AIM> In the records below, locate the line containing "What's the underlying", then extract it and all following lines exactly, ending with the last line.

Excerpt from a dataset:
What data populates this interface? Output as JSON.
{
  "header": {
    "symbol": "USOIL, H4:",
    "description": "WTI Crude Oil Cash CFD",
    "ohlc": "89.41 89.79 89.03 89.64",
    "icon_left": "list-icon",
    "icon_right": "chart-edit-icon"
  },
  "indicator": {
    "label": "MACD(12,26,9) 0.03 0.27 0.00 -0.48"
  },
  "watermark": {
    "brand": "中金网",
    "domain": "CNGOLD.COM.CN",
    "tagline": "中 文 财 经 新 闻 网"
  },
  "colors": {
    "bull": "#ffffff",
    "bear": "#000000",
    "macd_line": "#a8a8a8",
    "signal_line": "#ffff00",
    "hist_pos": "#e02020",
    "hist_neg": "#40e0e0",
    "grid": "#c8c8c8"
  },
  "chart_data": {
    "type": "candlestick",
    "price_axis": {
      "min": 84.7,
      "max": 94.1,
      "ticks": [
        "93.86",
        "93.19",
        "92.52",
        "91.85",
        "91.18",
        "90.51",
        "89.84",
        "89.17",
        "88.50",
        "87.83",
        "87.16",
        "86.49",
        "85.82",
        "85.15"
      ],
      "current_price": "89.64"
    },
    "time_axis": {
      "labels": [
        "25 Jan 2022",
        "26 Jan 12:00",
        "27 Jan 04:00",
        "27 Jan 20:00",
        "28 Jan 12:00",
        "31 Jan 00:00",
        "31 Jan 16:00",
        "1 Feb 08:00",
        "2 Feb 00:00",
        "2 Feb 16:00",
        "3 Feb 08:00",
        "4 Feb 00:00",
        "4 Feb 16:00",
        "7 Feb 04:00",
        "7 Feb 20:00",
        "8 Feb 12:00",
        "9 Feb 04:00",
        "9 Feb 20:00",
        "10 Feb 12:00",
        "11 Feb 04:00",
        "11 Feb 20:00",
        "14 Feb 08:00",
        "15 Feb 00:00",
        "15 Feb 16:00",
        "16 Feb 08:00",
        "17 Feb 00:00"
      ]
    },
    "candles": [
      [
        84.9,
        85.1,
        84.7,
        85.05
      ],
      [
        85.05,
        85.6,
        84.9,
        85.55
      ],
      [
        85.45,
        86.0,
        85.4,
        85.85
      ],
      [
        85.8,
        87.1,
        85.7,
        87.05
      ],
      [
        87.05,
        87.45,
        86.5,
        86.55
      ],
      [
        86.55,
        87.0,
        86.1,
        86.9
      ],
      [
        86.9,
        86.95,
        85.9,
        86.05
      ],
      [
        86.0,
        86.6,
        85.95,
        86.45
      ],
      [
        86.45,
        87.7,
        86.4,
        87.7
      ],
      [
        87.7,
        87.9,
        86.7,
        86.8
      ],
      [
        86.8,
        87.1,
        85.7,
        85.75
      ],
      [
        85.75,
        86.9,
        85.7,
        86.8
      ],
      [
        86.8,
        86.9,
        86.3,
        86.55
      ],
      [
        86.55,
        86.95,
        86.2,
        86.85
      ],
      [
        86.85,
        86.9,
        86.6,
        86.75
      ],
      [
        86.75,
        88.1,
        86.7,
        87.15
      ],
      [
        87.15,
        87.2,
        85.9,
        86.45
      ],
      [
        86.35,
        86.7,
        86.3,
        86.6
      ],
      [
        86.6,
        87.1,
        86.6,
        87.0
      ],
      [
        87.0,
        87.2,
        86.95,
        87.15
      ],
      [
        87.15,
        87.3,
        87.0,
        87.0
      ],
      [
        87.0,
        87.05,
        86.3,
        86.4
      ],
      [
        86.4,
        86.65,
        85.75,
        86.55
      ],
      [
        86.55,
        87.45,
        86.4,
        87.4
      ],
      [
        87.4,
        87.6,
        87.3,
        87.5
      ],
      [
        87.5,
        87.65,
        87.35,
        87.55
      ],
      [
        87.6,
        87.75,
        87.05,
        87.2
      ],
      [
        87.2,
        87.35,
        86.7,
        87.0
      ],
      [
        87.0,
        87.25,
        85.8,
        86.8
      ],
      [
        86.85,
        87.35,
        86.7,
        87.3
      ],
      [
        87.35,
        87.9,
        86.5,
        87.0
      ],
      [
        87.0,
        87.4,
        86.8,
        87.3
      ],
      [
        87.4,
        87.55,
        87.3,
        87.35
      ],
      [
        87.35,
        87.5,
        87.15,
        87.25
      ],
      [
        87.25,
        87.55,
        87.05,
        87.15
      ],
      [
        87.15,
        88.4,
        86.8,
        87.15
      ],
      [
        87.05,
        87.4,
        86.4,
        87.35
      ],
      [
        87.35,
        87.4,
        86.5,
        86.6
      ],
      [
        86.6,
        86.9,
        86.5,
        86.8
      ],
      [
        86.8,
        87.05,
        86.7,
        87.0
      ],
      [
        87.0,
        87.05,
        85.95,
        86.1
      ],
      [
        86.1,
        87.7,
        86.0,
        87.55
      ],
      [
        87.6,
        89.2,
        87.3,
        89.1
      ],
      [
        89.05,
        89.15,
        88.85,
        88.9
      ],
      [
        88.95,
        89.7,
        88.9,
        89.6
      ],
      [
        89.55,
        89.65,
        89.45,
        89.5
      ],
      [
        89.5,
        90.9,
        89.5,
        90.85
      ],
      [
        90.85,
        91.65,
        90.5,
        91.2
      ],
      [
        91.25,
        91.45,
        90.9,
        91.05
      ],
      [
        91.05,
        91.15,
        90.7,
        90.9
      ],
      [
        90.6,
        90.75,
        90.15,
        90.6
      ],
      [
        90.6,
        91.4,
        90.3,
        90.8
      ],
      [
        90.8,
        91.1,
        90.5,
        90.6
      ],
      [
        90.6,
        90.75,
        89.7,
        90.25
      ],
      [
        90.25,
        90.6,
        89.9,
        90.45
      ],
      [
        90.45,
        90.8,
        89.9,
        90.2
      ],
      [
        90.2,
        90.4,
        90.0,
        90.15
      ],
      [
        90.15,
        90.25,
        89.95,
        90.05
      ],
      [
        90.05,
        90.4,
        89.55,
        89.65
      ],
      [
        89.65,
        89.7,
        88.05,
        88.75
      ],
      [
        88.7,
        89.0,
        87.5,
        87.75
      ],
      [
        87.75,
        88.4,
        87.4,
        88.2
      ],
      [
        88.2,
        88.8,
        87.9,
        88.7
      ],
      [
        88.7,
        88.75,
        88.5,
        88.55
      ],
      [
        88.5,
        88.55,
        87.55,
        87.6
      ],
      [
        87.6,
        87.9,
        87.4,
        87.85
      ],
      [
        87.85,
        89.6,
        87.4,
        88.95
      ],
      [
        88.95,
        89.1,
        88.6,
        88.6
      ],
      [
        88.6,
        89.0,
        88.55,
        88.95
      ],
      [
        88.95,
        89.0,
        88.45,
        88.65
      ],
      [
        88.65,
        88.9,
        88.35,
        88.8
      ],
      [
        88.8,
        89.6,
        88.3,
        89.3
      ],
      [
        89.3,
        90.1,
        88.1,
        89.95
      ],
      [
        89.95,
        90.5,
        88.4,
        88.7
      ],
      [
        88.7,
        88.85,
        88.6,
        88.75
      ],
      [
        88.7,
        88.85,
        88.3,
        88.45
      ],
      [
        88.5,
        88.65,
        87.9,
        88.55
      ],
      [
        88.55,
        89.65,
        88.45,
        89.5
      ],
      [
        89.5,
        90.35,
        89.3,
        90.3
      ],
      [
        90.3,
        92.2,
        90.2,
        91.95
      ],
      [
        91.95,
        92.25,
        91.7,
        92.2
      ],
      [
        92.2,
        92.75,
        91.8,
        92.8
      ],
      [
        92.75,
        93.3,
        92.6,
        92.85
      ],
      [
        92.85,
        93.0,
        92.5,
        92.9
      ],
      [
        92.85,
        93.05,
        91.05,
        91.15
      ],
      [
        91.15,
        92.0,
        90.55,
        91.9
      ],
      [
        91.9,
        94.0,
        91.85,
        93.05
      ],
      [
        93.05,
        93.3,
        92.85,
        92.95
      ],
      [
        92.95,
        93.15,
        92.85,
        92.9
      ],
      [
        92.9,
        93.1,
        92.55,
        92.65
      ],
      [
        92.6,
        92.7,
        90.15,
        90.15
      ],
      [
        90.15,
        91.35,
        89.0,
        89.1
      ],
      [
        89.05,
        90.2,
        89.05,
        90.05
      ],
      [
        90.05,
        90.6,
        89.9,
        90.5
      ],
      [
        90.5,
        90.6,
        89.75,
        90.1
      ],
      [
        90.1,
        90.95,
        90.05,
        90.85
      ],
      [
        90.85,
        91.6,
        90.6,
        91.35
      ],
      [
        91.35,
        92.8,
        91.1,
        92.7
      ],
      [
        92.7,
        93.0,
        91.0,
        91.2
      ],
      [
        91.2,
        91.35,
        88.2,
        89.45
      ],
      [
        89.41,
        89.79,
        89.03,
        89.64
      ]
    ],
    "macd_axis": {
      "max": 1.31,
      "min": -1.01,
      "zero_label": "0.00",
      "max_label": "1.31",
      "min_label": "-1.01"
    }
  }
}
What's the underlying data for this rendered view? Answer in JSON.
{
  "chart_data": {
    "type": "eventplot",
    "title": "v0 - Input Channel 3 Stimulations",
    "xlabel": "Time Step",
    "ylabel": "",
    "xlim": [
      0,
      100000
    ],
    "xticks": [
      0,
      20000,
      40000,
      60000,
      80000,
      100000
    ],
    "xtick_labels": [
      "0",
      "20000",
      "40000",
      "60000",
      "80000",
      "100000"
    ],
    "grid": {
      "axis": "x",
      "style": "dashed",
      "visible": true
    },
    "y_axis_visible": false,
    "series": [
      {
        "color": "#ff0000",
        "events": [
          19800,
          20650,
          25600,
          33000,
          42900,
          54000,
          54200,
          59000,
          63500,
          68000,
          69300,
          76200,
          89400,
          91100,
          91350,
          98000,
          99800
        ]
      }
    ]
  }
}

SOLUTION BELOW>
What's the underlying data for this rendered view? Answer in JSON.
{
  "chart_data": {
    "type": "eventplot",
    "title": "v0 - Input Channel 3 Stimulations",
    "xlabel": "Time Step",
    "ylabel": "",
    "xlim": [
      0,
      100000
    ],
    "xticks": [
      0,
      20000,
      40000,
      60000,
      80000,
      100000
    ],
    "xtick_labels": [
      "0",
      "20000",
      "40000",
      "60000",
      "80000",
      "100000"
    ],
    "grid": {
      "axis": "x",
      "style": "dashed",
      "visible": true
    },
    "y_axis_visible": false,
    "series": [
      {
        "color": "#ff0000",
        "events": [
          19800,
          20650,
          25600,
          33000,
          42900,
          54000,
          54200,
          59000,
          63500,
          68000,
          69300,
          76200,
          89400,
          91100,
          91350,
          98000,
          99800
        ]
      }
    ]
  }
}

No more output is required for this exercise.